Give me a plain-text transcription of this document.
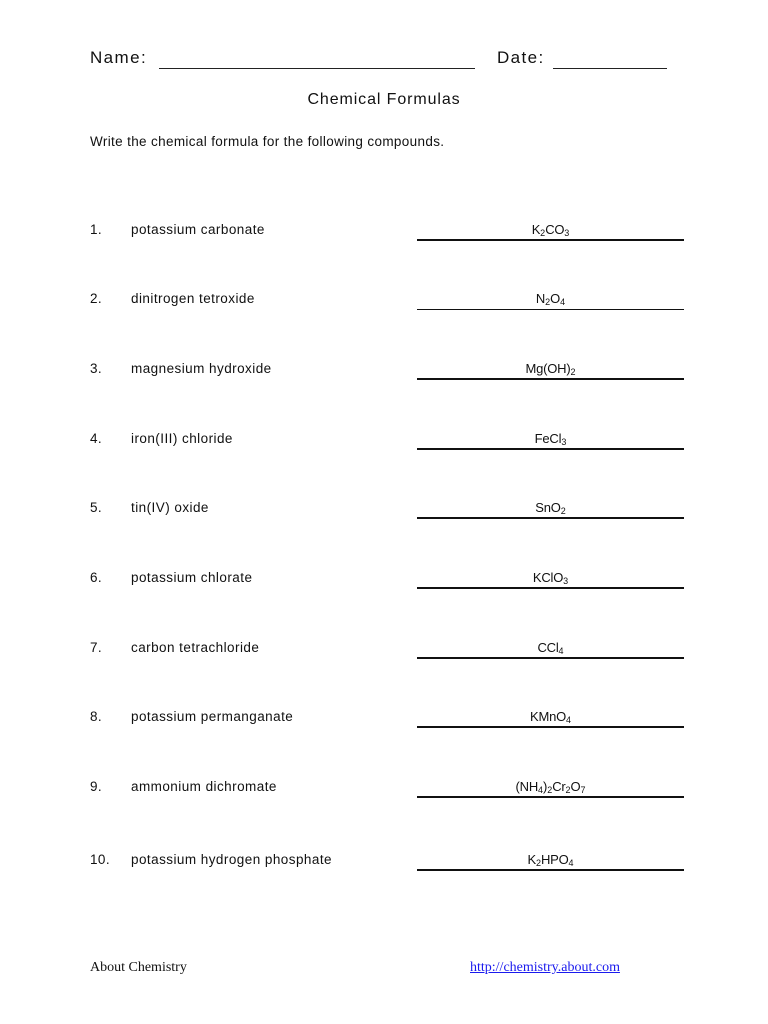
Name:	Date:
Chemical Formulas
Write the chemical formula for the following compounds.
1. potassium carbonate	$K_2CO_3$
2. dinitrogen tetroxide	$N_2O_4$
3. magnesium hydroxide	$Mg(OH)_2$
4. iron(III) chloride	FeCl$_3$
5. tin(IV) oxide	SnO$_2$
6. potassium chlorate	KClO$_3$
7. carbon tetrachloride	CCl$_4$
8. potassium permanganate	KMnO$_4$
9. ammonium dichromate	$(NH_4)_2Cr_2O_7$
10. potassium hydrogen phosphate	$K_2HPO_4$
About Chemistry	http://chemistry.about.com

Written exercise
Images in the data above are to be skipped. Retype all other material exactly.

Expected answer
Give me a plain-text transcription of this document.
Name:	Date:
Chemical Formulas
Write the chemical formula for the following compounds.
1. potassium carbonate	$K_2CO_3$
2. dinitrogen tetroxide	$N_2O_4$
3. magnesium hydroxide	$Mg(OH)_2$
4. iron(III) chloride	FeCl$_3$
5. tin(IV) oxide	SnO$_2$
6. potassium chlorate	KClO$_3$
7. carbon tetrachloride	CCl$_4$
8. potassium permanganate	KMnO$_4$
9. ammonium dichromate	$(NH_4)_2Cr_2O_7$
10. potassium hydrogen phosphate	$K_2HPO_4$
About Chemistry	http://chemistry.about.com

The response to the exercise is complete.